* SUPPLIED RECORDS:

──────────

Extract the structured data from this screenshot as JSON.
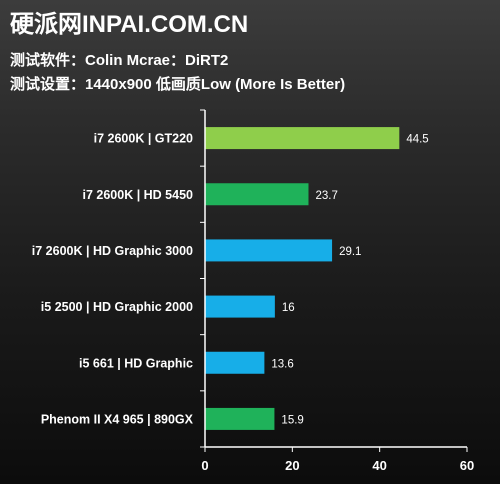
{
  "header": {
    "title": "硬派网INPAI.COM.CN",
    "software_line": "测试软件：Colin Mcrae：DiRT2",
    "settings_line": "测试设置：1440x900 低画质Low (More Is Better)"
  },
  "chart_data": {
    "type": "bar",
    "orientation": "horizontal",
    "categories": [
      "i7 2600K | GT220",
      "i7 2600K | HD 5450",
      "i7 2600K | HD Graphic 3000",
      "i5 2500 | HD Graphic 2000",
      "i5 661 | HD Graphic",
      "Phenom II X4 965 | 890GX"
    ],
    "values": [
      44.5,
      23.7,
      29.1,
      16,
      13.6,
      15.9
    ],
    "value_labels": [
      "44.5",
      "23.7",
      "29.1",
      "16",
      "13.6",
      "15.9"
    ],
    "bar_colors": [
      "#8fce4b",
      "#1fb25a",
      "#17aee8",
      "#17aee8",
      "#17aee8",
      "#1fb25a"
    ],
    "xlim": [
      0,
      60
    ],
    "xticks": [
      0,
      20,
      40,
      60
    ],
    "xtick_labels": [
      "0",
      "20",
      "40",
      "60"
    ],
    "grid": false
  }
}
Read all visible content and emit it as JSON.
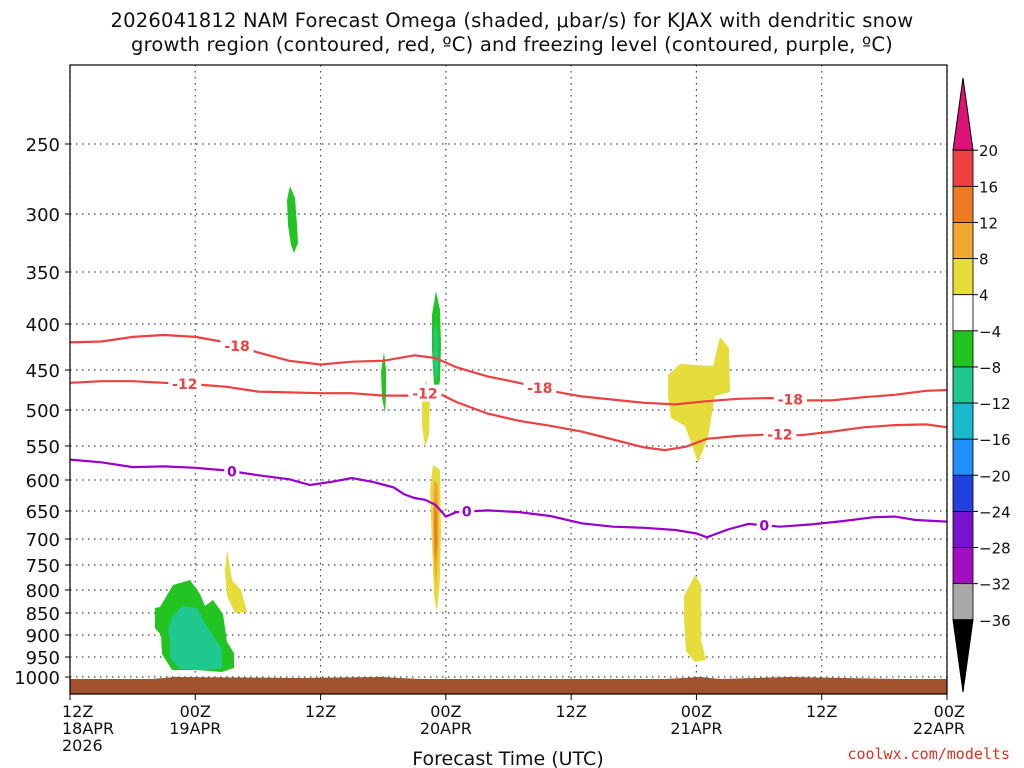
{
  "chart_data": {
    "type": "contour",
    "title_line1": "2026041812 NAM Forecast Omega (shaded, μbar/s) for KJAX with dendritic snow",
    "title_line2": "growth region (contoured, red, ºC) and freezing level (contoured, purple, ºC)",
    "xlabel": "Forecast Time (UTC)",
    "ylabel": "",
    "x_range_hours": [
      0,
      84
    ],
    "y_range_mb": [
      190,
      1030
    ],
    "x_ticks": [
      {
        "hour": 0,
        "line1": "12Z",
        "line2": "18APR",
        "line3": "2026"
      },
      {
        "hour": 12,
        "line1": "00Z",
        "line2": "19APR",
        "line3": ""
      },
      {
        "hour": 24,
        "line1": "12Z",
        "line2": "",
        "line3": ""
      },
      {
        "hour": 36,
        "line1": "00Z",
        "line2": "20APR",
        "line3": ""
      },
      {
        "hour": 48,
        "line1": "12Z",
        "line2": "",
        "line3": ""
      },
      {
        "hour": 60,
        "line1": "00Z",
        "line2": "21APR",
        "line3": ""
      },
      {
        "hour": 72,
        "line1": "12Z",
        "line2": "",
        "line3": ""
      },
      {
        "hour": 84,
        "line1": "00Z",
        "line2": "22APR",
        "line3": ""
      }
    ],
    "y_ticks": [
      250,
      300,
      350,
      400,
      450,
      500,
      550,
      600,
      650,
      700,
      750,
      800,
      850,
      900,
      950,
      1000
    ],
    "series": [
      {
        "name": "-18",
        "color": "#ee4040",
        "points": [
          [
            0,
            420
          ],
          [
            3,
            419
          ],
          [
            6,
            414
          ],
          [
            9,
            412
          ],
          [
            12,
            414
          ],
          [
            15,
            420
          ],
          [
            18,
            431
          ],
          [
            21,
            440
          ],
          [
            24,
            444
          ],
          [
            27,
            441
          ],
          [
            30,
            440
          ],
          [
            33,
            434
          ],
          [
            35,
            437
          ],
          [
            37,
            447
          ],
          [
            40,
            458
          ],
          [
            43,
            466
          ],
          [
            46,
            476
          ],
          [
            49,
            483
          ],
          [
            52,
            487
          ],
          [
            55,
            491
          ],
          [
            58,
            493
          ],
          [
            61,
            489
          ],
          [
            64,
            486
          ],
          [
            67,
            485
          ],
          [
            70,
            488
          ],
          [
            73,
            488
          ],
          [
            76,
            484
          ],
          [
            79,
            481
          ],
          [
            82,
            476
          ],
          [
            84,
            475
          ]
        ],
        "labels": [
          [
            16,
            "-18"
          ],
          [
            45,
            "-18"
          ],
          [
            69,
            "-18"
          ]
        ]
      },
      {
        "name": "-12",
        "color": "#ee4040",
        "points": [
          [
            0,
            466
          ],
          [
            3,
            464
          ],
          [
            6,
            464
          ],
          [
            9,
            466
          ],
          [
            12,
            468
          ],
          [
            15,
            471
          ],
          [
            18,
            477
          ],
          [
            21,
            478
          ],
          [
            24,
            479
          ],
          [
            27,
            479
          ],
          [
            30,
            482
          ],
          [
            33,
            482
          ],
          [
            35,
            477
          ],
          [
            37,
            490
          ],
          [
            40,
            505
          ],
          [
            43,
            515
          ],
          [
            46,
            522
          ],
          [
            49,
            530
          ],
          [
            52,
            541
          ],
          [
            55,
            552
          ],
          [
            57,
            556
          ],
          [
            59,
            551
          ],
          [
            61,
            540
          ],
          [
            64,
            536
          ],
          [
            67,
            534
          ],
          [
            70,
            535
          ],
          [
            73,
            530
          ],
          [
            76,
            524
          ],
          [
            79,
            521
          ],
          [
            82,
            520
          ],
          [
            84,
            524
          ]
        ],
        "labels": [
          [
            11,
            "-12"
          ],
          [
            34,
            "-12"
          ],
          [
            68,
            "-12"
          ]
        ]
      },
      {
        "name": "0",
        "color": "#9900cc",
        "points": [
          [
            0,
            570
          ],
          [
            3,
            574
          ],
          [
            6,
            581
          ],
          [
            9,
            580
          ],
          [
            12,
            582
          ],
          [
            15,
            586
          ],
          [
            18,
            593
          ],
          [
            21,
            599
          ],
          [
            23,
            608
          ],
          [
            25,
            603
          ],
          [
            27,
            597
          ],
          [
            29,
            603
          ],
          [
            31,
            612
          ],
          [
            32,
            623
          ],
          [
            33,
            629
          ],
          [
            34,
            632
          ],
          [
            35,
            640
          ],
          [
            36,
            660
          ],
          [
            37,
            652
          ],
          [
            40,
            649
          ],
          [
            43,
            652
          ],
          [
            46,
            659
          ],
          [
            49,
            672
          ],
          [
            52,
            678
          ],
          [
            55,
            680
          ],
          [
            58,
            684
          ],
          [
            60,
            690
          ],
          [
            61,
            697
          ],
          [
            63,
            683
          ],
          [
            65,
            673
          ],
          [
            68,
            678
          ],
          [
            71,
            674
          ],
          [
            74,
            668
          ],
          [
            77,
            661
          ],
          [
            79,
            660
          ],
          [
            81,
            666
          ],
          [
            84,
            669
          ]
        ],
        "labels": [
          [
            15.5,
            "0"
          ],
          [
            38,
            "0"
          ],
          [
            66.5,
            "0"
          ]
        ]
      }
    ],
    "shaded_regions": [
      {
        "name": "omega -8 to -4",
        "color": "#22c422"
      },
      {
        "name": "omega -12 to -8",
        "color": "#20c890"
      },
      {
        "name": "omega 4 to 8",
        "color": "#e6dc3c"
      },
      {
        "name": "omega 8 to 12",
        "color": "#f0a830"
      },
      {
        "name": "omega 12 to 16",
        "color": "#ee7a22"
      }
    ],
    "colorbar": {
      "labels": [
        "20",
        "16",
        "12",
        "8",
        "4",
        "−4",
        "−8",
        "−12",
        "−16",
        "−20",
        "−24",
        "−28",
        "−32",
        "−36"
      ],
      "colors": [
        "#dd1177",
        "#ee4040",
        "#ee7a22",
        "#f0a830",
        "#e6dc3c",
        "#ffffff",
        "#22c422",
        "#20c890",
        "#1ab8cc",
        "#1e90ff",
        "#2040e0",
        "#7a10d0",
        "#a010c0",
        "#a8a8a8",
        "#000000"
      ]
    },
    "terrain_color": "#a0522d",
    "credit": "coolwx.com/modelts"
  }
}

──────────

* WHAT TO WORK ON: Would you set down the listing exactly, omitting pictures?

* RESPONSE TO THIS TASK:
Extract the structured data from this screenshot as JSON.
{
  "header": {
    "title": "硬派网INPAI.COM.CN",
    "software_line": "测试软件：Colin Mcrae：DiRT2",
    "settings_line": "测试设置：1440x900 低画质Low (More Is Better)"
  },
  "chart_data": {
    "type": "bar",
    "orientation": "horizontal",
    "categories": [
      "i7 2600K | GT220",
      "i7 2600K | HD 5450",
      "i7 2600K | HD Graphic 3000",
      "i5 2500 | HD Graphic 2000",
      "i5 661 | HD Graphic",
      "Phenom II X4 965 | 890GX"
    ],
    "values": [
      44.5,
      23.7,
      29.1,
      16,
      13.6,
      15.9
    ],
    "value_labels": [
      "44.5",
      "23.7",
      "29.1",
      "16",
      "13.6",
      "15.9"
    ],
    "bar_colors": [
      "#8fce4b",
      "#1fb25a",
      "#17aee8",
      "#17aee8",
      "#17aee8",
      "#1fb25a"
    ],
    "xlim": [
      0,
      60
    ],
    "xticks": [
      0,
      20,
      40,
      60
    ],
    "xtick_labels": [
      "0",
      "20",
      "40",
      "60"
    ],
    "grid": false
  }
}
Read all visible content and emit it as JSON.
{
  "chart_data": {
    "type": "contour",
    "title_line1": "2026041812 NAM Forecast Omega (shaded, μbar/s) for KJAX with dendritic snow",
    "title_line2": "growth region (contoured, red, ºC) and freezing level (contoured, purple, ºC)",
    "xlabel": "Forecast Time (UTC)",
    "ylabel": "",
    "x_range_hours": [
      0,
      84
    ],
    "y_range_mb": [
      190,
      1030
    ],
    "x_ticks": [
      {
        "hour": 0,
        "line1": "12Z",
        "line2": "18APR",
        "line3": "2026"
      },
      {
        "hour": 12,
        "line1": "00Z",
        "line2": "19APR",
        "line3": ""
      },
      {
        "hour": 24,
        "line1": "12Z",
        "line2": "",
        "line3": ""
      },
      {
        "hour": 36,
        "line1": "00Z",
        "line2": "20APR",
        "line3": ""
      },
      {
        "hour": 48,
        "line1": "12Z",
        "line2": "",
        "line3": ""
      },
      {
        "hour": 60,
        "line1": "00Z",
        "line2": "21APR",
        "line3": ""
      },
      {
        "hour": 72,
        "line1": "12Z",
        "line2": "",
        "line3": ""
      },
      {
        "hour": 84,
        "line1": "00Z",
        "line2": "22APR",
        "line3": ""
      }
    ],
    "y_ticks": [
      250,
      300,
      350,
      400,
      450,
      500,
      550,
      600,
      650,
      700,
      750,
      800,
      850,
      900,
      950,
      1000
    ],
    "series": [
      {
        "name": "-18",
        "color": "#ee4040",
        "points": [
          [
            0,
            420
          ],
          [
            3,
            419
          ],
          [
            6,
            414
          ],
          [
            9,
            412
          ],
          [
            12,
            414
          ],
          [
            15,
            420
          ],
          [
            18,
            431
          ],
          [
            21,
            440
          ],
          [
            24,
            444
          ],
          [
            27,
            441
          ],
          [
            30,
            440
          ],
          [
            33,
            434
          ],
          [
            35,
            437
          ],
          [
            37,
            447
          ],
          [
            40,
            458
          ],
          [
            43,
            466
          ],
          [
            46,
            476
          ],
          [
            49,
            483
          ],
          [
            52,
            487
          ],
          [
            55,
            491
          ],
          [
            58,
            493
          ],
          [
            61,
            489
          ],
          [
            64,
            486
          ],
          [
            67,
            485
          ],
          [
            70,
            488
          ],
          [
            73,
            488
          ],
          [
            76,
            484
          ],
          [
            79,
            481
          ],
          [
            82,
            476
          ],
          [
            84,
            475
          ]
        ],
        "labels": [
          [
            16,
            "-18"
          ],
          [
            45,
            "-18"
          ],
          [
            69,
            "-18"
          ]
        ]
      },
      {
        "name": "-12",
        "color": "#ee4040",
        "points": [
          [
            0,
            466
          ],
          [
            3,
            464
          ],
          [
            6,
            464
          ],
          [
            9,
            466
          ],
          [
            12,
            468
          ],
          [
            15,
            471
          ],
          [
            18,
            477
          ],
          [
            21,
            478
          ],
          [
            24,
            479
          ],
          [
            27,
            479
          ],
          [
            30,
            482
          ],
          [
            33,
            482
          ],
          [
            35,
            477
          ],
          [
            37,
            490
          ],
          [
            40,
            505
          ],
          [
            43,
            515
          ],
          [
            46,
            522
          ],
          [
            49,
            530
          ],
          [
            52,
            541
          ],
          [
            55,
            552
          ],
          [
            57,
            556
          ],
          [
            59,
            551
          ],
          [
            61,
            540
          ],
          [
            64,
            536
          ],
          [
            67,
            534
          ],
          [
            70,
            535
          ],
          [
            73,
            530
          ],
          [
            76,
            524
          ],
          [
            79,
            521
          ],
          [
            82,
            520
          ],
          [
            84,
            524
          ]
        ],
        "labels": [
          [
            11,
            "-12"
          ],
          [
            34,
            "-12"
          ],
          [
            68,
            "-12"
          ]
        ]
      },
      {
        "name": "0",
        "color": "#9900cc",
        "points": [
          [
            0,
            570
          ],
          [
            3,
            574
          ],
          [
            6,
            581
          ],
          [
            9,
            580
          ],
          [
            12,
            582
          ],
          [
            15,
            586
          ],
          [
            18,
            593
          ],
          [
            21,
            599
          ],
          [
            23,
            608
          ],
          [
            25,
            603
          ],
          [
            27,
            597
          ],
          [
            29,
            603
          ],
          [
            31,
            612
          ],
          [
            32,
            623
          ],
          [
            33,
            629
          ],
          [
            34,
            632
          ],
          [
            35,
            640
          ],
          [
            36,
            660
          ],
          [
            37,
            652
          ],
          [
            40,
            649
          ],
          [
            43,
            652
          ],
          [
            46,
            659
          ],
          [
            49,
            672
          ],
          [
            52,
            678
          ],
          [
            55,
            680
          ],
          [
            58,
            684
          ],
          [
            60,
            690
          ],
          [
            61,
            697
          ],
          [
            63,
            683
          ],
          [
            65,
            673
          ],
          [
            68,
            678
          ],
          [
            71,
            674
          ],
          [
            74,
            668
          ],
          [
            77,
            661
          ],
          [
            79,
            660
          ],
          [
            81,
            666
          ],
          [
            84,
            669
          ]
        ],
        "labels": [
          [
            15.5,
            "0"
          ],
          [
            38,
            "0"
          ],
          [
            66.5,
            "0"
          ]
        ]
      }
    ],
    "shaded_regions": [
      {
        "name": "omega -8 to -4",
        "color": "#22c422"
      },
      {
        "name": "omega -12 to -8",
        "color": "#20c890"
      },
      {
        "name": "omega 4 to 8",
        "color": "#e6dc3c"
      },
      {
        "name": "omega 8 to 12",
        "color": "#f0a830"
      },
      {
        "name": "omega 12 to 16",
        "color": "#ee7a22"
      }
    ],
    "colorbar": {
      "labels": [
        "20",
        "16",
        "12",
        "8",
        "4",
        "−4",
        "−8",
        "−12",
        "−16",
        "−20",
        "−24",
        "−28",
        "−32",
        "−36"
      ],
      "colors": [
        "#dd1177",
        "#ee4040",
        "#ee7a22",
        "#f0a830",
        "#e6dc3c",
        "#ffffff",
        "#22c422",
        "#20c890",
        "#1ab8cc",
        "#1e90ff",
        "#2040e0",
        "#7a10d0",
        "#a010c0",
        "#a8a8a8",
        "#000000"
      ]
    },
    "terrain_color": "#a0522d",
    "credit": "coolwx.com/modelts"
  }
}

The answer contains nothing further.